# start of DATASET ENTRIES

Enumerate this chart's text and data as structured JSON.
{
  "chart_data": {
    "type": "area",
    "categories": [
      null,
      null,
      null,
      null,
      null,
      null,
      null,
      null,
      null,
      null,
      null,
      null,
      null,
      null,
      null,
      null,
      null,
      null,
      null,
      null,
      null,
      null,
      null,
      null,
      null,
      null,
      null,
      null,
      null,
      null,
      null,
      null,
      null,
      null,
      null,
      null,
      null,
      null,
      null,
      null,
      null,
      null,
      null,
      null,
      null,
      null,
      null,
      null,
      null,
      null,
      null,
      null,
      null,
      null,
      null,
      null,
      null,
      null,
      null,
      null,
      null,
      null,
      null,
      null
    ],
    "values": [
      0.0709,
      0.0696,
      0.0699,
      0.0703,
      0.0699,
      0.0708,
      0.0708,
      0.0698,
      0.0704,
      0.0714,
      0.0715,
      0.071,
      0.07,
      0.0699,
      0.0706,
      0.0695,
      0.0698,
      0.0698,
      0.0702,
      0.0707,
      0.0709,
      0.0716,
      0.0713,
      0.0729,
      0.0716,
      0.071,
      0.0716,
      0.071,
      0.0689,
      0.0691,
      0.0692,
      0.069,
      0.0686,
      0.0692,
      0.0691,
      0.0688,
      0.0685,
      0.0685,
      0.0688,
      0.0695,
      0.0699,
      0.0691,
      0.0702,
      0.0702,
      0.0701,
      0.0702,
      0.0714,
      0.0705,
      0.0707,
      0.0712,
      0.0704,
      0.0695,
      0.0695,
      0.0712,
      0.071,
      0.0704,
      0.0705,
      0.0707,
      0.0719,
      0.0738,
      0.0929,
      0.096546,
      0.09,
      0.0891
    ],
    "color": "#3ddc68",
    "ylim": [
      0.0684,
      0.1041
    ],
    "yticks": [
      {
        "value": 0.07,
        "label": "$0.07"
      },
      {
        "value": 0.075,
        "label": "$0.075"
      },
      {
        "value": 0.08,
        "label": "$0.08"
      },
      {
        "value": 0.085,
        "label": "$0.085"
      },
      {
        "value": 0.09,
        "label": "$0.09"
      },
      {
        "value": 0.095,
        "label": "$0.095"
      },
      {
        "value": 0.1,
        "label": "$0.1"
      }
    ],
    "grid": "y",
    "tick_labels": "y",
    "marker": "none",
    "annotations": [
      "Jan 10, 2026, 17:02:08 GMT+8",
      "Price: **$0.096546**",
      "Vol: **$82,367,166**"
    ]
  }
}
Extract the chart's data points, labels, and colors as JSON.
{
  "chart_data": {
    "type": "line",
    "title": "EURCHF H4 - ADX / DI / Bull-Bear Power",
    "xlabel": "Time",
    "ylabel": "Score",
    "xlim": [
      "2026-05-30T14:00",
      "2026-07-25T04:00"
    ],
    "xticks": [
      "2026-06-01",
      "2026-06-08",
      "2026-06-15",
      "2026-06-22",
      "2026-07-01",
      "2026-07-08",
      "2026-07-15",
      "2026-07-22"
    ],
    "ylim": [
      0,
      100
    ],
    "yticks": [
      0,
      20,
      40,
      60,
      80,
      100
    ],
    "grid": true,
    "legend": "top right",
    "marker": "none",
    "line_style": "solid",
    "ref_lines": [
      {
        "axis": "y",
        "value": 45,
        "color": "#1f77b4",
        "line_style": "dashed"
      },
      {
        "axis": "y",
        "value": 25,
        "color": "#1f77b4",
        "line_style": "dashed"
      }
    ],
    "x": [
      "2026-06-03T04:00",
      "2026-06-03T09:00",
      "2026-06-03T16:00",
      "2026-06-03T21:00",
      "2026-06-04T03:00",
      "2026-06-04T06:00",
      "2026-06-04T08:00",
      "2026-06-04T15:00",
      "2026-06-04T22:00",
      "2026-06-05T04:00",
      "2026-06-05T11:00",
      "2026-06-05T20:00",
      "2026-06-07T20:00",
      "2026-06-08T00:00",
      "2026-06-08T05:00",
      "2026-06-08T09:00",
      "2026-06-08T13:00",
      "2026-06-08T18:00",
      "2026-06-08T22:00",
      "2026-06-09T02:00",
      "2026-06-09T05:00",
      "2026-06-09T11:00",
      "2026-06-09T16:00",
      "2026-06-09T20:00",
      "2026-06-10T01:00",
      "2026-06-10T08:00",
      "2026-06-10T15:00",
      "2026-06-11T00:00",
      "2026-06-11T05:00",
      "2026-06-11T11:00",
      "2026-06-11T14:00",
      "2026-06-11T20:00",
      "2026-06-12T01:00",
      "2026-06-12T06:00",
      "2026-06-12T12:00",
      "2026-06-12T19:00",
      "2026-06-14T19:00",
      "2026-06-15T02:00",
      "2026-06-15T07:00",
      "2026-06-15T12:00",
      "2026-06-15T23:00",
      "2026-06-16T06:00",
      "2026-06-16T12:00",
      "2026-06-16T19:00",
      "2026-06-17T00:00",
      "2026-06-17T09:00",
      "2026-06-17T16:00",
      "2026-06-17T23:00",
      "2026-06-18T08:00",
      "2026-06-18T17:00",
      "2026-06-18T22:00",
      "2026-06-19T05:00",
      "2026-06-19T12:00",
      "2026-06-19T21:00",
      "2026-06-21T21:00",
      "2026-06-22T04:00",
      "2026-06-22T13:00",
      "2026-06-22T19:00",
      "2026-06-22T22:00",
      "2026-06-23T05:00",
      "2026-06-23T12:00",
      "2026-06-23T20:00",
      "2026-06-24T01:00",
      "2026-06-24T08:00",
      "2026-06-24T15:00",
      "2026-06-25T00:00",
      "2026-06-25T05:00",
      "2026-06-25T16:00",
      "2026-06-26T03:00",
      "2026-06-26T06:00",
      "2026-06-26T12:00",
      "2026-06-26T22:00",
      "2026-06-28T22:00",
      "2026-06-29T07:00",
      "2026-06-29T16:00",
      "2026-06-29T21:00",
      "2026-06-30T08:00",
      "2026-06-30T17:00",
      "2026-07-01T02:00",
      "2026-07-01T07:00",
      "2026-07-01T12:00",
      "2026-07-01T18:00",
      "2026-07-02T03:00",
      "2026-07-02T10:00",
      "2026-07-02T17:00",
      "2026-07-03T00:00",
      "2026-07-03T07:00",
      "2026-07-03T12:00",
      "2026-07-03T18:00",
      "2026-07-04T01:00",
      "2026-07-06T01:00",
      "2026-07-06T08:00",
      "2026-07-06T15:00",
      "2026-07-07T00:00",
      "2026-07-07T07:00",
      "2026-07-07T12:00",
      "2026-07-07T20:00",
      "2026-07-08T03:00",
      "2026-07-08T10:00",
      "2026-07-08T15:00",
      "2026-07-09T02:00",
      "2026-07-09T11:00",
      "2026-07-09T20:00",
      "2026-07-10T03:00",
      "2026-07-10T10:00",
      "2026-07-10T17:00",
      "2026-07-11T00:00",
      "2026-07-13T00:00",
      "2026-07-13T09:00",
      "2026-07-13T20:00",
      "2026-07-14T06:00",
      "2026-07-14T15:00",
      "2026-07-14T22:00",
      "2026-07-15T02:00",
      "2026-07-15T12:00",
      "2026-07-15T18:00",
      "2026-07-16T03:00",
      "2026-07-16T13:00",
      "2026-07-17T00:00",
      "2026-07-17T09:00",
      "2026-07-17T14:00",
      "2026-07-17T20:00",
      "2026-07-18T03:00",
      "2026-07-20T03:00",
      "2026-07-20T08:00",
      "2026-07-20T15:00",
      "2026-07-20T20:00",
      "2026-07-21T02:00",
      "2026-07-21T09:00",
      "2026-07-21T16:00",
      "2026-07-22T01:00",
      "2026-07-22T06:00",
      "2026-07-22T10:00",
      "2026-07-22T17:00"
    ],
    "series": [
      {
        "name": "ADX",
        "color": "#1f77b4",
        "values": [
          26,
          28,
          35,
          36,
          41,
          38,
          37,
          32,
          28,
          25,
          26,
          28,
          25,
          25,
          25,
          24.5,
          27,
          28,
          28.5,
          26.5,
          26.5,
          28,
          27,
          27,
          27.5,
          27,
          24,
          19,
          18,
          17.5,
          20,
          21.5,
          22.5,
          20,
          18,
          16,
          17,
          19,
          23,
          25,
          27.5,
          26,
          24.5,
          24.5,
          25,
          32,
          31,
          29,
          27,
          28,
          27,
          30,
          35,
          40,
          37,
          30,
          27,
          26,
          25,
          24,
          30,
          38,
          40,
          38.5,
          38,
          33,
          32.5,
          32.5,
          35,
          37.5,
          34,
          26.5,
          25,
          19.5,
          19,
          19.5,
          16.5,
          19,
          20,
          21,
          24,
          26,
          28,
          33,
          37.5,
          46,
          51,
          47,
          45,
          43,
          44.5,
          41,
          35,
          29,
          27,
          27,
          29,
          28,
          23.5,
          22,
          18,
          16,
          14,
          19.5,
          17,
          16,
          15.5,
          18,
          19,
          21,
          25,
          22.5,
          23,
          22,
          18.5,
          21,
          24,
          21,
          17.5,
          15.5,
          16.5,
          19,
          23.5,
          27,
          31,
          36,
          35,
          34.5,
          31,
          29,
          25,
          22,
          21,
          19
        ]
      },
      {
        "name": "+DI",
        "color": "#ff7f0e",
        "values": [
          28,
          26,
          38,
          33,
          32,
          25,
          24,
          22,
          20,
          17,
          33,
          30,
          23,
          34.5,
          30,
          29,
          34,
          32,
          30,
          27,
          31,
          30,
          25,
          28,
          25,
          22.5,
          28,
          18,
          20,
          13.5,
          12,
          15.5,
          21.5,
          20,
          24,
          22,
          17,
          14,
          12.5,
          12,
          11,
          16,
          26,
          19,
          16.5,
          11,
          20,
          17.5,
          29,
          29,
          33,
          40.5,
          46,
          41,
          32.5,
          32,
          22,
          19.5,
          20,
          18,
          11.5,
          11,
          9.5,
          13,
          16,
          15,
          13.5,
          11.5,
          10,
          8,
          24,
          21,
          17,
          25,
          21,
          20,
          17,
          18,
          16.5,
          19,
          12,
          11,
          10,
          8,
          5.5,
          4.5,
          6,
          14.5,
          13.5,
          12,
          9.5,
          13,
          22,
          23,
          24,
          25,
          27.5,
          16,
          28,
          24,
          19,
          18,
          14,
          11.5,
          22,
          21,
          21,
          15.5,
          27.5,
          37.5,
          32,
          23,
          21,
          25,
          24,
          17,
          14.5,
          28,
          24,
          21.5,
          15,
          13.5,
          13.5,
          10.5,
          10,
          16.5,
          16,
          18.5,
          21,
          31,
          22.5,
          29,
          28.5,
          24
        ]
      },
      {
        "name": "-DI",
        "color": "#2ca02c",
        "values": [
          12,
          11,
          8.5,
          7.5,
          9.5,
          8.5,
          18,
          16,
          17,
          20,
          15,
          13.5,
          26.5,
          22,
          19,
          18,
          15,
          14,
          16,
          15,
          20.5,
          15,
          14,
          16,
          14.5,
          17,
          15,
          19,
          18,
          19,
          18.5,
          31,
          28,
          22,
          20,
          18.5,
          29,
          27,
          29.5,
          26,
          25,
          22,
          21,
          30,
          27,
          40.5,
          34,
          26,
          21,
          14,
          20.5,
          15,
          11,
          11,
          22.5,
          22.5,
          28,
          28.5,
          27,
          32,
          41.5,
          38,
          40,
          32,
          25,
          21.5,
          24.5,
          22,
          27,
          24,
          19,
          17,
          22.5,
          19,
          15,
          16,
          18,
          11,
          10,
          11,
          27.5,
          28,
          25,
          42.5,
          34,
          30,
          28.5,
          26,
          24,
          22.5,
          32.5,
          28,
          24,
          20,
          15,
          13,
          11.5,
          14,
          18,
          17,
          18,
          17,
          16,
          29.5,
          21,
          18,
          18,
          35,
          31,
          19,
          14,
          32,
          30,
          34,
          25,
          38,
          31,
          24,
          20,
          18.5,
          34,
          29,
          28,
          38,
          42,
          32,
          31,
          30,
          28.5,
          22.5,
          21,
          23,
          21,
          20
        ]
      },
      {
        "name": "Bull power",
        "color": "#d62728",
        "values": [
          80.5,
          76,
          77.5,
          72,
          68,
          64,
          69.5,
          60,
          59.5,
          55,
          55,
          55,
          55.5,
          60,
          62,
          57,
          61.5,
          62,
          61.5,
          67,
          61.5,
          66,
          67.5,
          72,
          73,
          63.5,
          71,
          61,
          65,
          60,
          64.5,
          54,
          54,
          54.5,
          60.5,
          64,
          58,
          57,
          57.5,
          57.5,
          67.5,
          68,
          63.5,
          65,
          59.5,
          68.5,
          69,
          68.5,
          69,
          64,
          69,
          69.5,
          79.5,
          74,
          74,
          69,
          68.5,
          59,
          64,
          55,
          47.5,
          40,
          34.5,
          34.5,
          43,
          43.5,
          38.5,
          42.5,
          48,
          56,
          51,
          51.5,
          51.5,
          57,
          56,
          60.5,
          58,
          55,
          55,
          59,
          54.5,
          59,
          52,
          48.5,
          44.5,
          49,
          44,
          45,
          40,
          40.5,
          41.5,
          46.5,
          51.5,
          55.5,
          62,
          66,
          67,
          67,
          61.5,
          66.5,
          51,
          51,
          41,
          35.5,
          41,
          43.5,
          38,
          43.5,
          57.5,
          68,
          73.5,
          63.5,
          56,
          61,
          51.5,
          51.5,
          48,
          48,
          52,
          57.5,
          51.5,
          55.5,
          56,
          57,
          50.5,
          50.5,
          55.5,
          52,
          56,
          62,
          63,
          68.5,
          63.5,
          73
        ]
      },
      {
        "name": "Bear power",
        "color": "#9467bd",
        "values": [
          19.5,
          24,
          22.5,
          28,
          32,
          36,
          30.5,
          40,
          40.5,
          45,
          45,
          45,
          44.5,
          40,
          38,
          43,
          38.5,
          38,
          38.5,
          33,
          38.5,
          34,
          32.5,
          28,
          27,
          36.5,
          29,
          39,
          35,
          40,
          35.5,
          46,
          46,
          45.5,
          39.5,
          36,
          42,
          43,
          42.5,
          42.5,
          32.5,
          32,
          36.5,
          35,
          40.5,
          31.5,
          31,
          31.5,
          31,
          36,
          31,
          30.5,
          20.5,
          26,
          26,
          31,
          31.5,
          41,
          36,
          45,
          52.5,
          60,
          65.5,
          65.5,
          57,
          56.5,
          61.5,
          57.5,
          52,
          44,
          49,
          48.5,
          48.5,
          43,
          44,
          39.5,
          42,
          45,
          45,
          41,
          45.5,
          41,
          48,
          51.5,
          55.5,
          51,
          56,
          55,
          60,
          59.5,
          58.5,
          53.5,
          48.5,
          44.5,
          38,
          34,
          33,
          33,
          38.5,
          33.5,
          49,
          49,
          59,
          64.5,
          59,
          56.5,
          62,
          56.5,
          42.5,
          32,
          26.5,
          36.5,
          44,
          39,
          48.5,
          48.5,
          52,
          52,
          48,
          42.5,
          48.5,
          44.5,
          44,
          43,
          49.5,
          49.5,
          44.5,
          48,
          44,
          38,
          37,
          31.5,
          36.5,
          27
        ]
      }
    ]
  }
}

# end of DATASET ENTRIES

WHAT YOU SHOULD DO:
Copy every line that includes the string "Bull" from the material above.

EXERCISE SOLUTION:
    "title": "EURCHF H4 - ADX / DI / Bull-Bear Power",
        "name": "Bull power",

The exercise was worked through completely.